Oberverwaltungsgericht Niedersachsen
Beschl. v. 28.09.2017, Az.: 13 ME 244/17
Aussetzung der Abschiebung; Beschwerde; familiäre Lebensgemeinschaft mit minderjährigem Kind; Fiktionsbescheinigung; Anordnung der Fiktionswirkung; Fortgeltungswirkung; Umgangskontakte; vorläufiger Rechtsschutz
Bibliographie
- Gericht
- OVG Niedersachsen
- Datum
- 28.09.2017
- Aktenzeichen
- 13 ME 244/17
- Entscheidungsform
- Beschluss
- Referenz
- WKRS 2017, 53983
- Entscheidungsname
- [keine Angabe]
- ECLI
- [keine Angabe]
Verfahrensgang
- vorgehend
- VG - 16.08.2017 - AZ: 4 B 240/17
Rechtsgrundlagen
- § 60a Abs 2 S 1 AufenthG
- § 81 Abs 4 S 3 AufenthG
- § 81 Abs 4 S 1 AufenthG
- Art 8 MRK
- Art 6 GG
- § 123 VwGO
- § 146 Abs 4 VwGO
Amtlicher Leitsatz
Leitsatz
Allein aus der Erteilung einer Fiktionsbescheinigung nach § 81 Abs. 5 AufenthG kann nicht darauf geschlossen werden, dass die diese Bescheinigung erteilende Ausländerbehörde die Fortgeltungswirkung tatsächlich nach § 81 Abs. 4 Satz 3 AufenthG angeordnet hat.

_AUFGABENSTELLUNG_:
Welches Datum und welches Aktenzeichen nennt der ausgewählte Text für die vorgehende Entscheidung des VG? Das Material stammt aus einer anderen Quelle als der ausgewählte Text.

_ROHDATEN_:
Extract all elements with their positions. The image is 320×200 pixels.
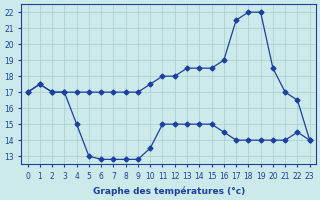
X-axis label: Graphe des températures (°c): Graphe des températures (°c) xyxy=(92,186,245,196)
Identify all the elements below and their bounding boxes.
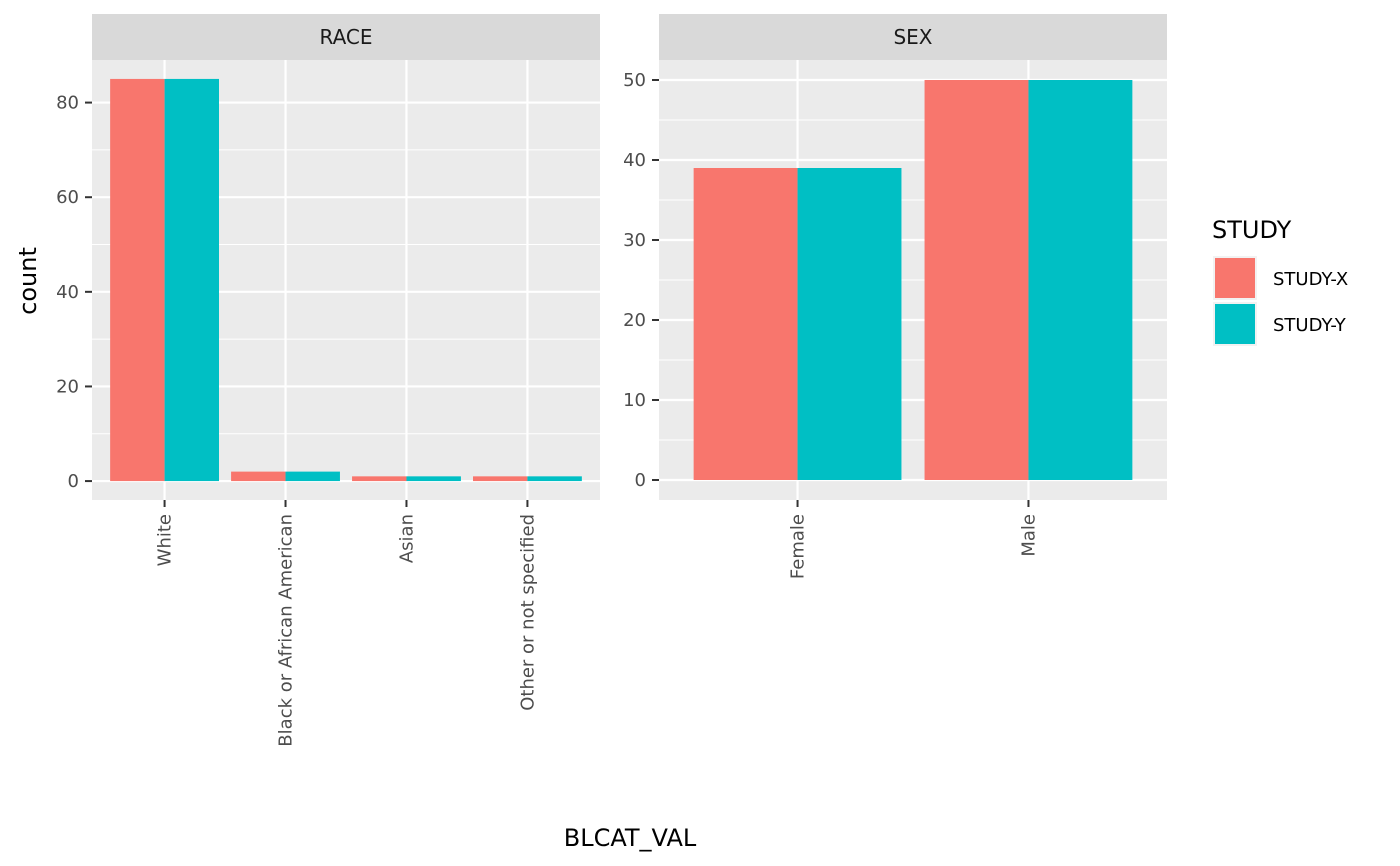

_DIE ANTWORT_:
16.08.2017, Aktenzeichen 4 B 240/17.